> The problem
Give the entries again, precisely as they were written.

Extracted records
-------------------------
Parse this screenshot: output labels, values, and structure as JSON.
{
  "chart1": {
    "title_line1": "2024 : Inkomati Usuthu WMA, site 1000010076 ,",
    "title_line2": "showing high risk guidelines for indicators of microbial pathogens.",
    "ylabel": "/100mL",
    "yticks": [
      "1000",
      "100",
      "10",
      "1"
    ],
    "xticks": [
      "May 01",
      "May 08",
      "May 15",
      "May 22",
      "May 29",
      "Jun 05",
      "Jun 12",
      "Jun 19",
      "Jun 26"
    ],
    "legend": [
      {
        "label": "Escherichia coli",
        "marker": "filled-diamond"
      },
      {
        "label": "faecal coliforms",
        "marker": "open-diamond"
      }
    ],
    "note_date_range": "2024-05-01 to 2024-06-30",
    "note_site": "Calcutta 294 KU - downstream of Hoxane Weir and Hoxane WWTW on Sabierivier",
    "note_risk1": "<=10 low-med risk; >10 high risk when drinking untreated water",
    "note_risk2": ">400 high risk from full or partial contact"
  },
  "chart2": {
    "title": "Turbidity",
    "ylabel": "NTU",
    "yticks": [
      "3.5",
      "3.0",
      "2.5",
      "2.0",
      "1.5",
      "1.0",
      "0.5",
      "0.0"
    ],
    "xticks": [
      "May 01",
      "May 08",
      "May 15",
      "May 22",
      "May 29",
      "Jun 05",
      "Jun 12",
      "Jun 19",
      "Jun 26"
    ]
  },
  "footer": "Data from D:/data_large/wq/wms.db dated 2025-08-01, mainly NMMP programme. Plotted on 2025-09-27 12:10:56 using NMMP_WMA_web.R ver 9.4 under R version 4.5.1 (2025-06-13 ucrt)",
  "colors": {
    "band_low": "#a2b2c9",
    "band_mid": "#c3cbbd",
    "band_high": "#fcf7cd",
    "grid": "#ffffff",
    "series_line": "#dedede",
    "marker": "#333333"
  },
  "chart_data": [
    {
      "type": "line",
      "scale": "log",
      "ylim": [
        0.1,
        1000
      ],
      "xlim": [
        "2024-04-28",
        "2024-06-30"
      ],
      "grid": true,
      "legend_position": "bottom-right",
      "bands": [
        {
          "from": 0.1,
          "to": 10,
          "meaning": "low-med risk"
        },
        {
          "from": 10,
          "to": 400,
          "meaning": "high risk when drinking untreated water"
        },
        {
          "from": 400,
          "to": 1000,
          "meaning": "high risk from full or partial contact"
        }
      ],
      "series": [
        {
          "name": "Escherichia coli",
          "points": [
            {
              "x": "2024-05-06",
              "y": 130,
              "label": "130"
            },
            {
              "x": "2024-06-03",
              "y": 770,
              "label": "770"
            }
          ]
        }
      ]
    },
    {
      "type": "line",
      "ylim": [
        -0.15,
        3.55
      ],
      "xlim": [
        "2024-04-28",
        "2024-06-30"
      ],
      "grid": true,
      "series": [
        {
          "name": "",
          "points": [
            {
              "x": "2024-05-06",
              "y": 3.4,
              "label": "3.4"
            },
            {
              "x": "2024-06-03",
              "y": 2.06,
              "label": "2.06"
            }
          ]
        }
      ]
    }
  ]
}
-------------------------
> Response to the task
Parse this screenshot: output labels, values, and structure as JSON.
{
  "chart1": {
    "title_line1": "2024 : Inkomati Usuthu WMA, site 1000010076 ,",
    "title_line2": "showing high risk guidelines for indicators of microbial pathogens.",
    "ylabel": "/100mL",
    "yticks": [
      "1000",
      "100",
      "10",
      "1"
    ],
    "xticks": [
      "May 01",
      "May 08",
      "May 15",
      "May 22",
      "May 29",
      "Jun 05",
      "Jun 12",
      "Jun 19",
      "Jun 26"
    ],
    "legend": [
      {
        "label": "Escherichia coli",
        "marker": "filled-diamond"
      },
      {
        "label": "faecal coliforms",
        "marker": "open-diamond"
      }
    ],
    "note_date_range": "2024-05-01 to 2024-06-30",
    "note_site": "Calcutta 294 KU - downstream of Hoxane Weir and Hoxane WWTW on Sabierivier",
    "note_risk1": "<=10 low-med risk; >10 high risk when drinking untreated water",
    "note_risk2": ">400 high risk from full or partial contact"
  },
  "chart2": {
    "title": "Turbidity",
    "ylabel": "NTU",
    "yticks": [
      "3.5",
      "3.0",
      "2.5",
      "2.0",
      "1.5",
      "1.0",
      "0.5",
      "0.0"
    ],
    "xticks": [
      "May 01",
      "May 08",
      "May 15",
      "May 22",
      "May 29",
      "Jun 05",
      "Jun 12",
      "Jun 19",
      "Jun 26"
    ]
  },
  "footer": "Data from D:/data_large/wq/wms.db dated 2025-08-01, mainly NMMP programme. Plotted on 2025-09-27 12:10:56 using NMMP_WMA_web.R ver 9.4 under R version 4.5.1 (2025-06-13 ucrt)",
  "colors": {
    "band_low": "#a2b2c9",
    "band_mid": "#c3cbbd",
    "band_high": "#fcf7cd",
    "grid": "#ffffff",
    "series_line": "#dedede",
    "marker": "#333333"
  },
  "chart_data": [
    {
      "type": "line",
      "scale": "log",
      "ylim": [
        0.1,
        1000
      ],
      "xlim": [
        "2024-04-28",
        "2024-06-30"
      ],
      "grid": true,
      "legend_position": "bottom-right",
      "bands": [
        {
          "from": 0.1,
          "to": 10,
          "meaning": "low-med risk"
        },
        {
          "from": 10,
          "to": 400,
          "meaning": "high risk when drinking untreated water"
        },
        {
          "from": 400,
          "to": 1000,
          "meaning": "high risk from full or partial contact"
        }
      ],
      "series": [
        {
          "name": "Escherichia coli",
          "points": [
            {
              "x": "2024-05-06",
              "y": 130,
              "label": "130"
            },
            {
              "x": "2024-06-03",
              "y": 770,
              "label": "770"
            }
          ]
        }
      ]
    },
    {
      "type": "line",
      "ylim": [
        -0.15,
        3.55
      ],
      "xlim": [
        "2024-04-28",
        "2024-06-30"
      ],
      "grid": true,
      "series": [
        {
          "name": "",
          "points": [
            {
              "x": "2024-05-06",
              "y": 3.4,
              "label": "3.4"
            },
            {
              "x": "2024-06-03",
              "y": 2.06,
              "label": "2.06"
            }
          ]
        }
      ]
    }
  ]
}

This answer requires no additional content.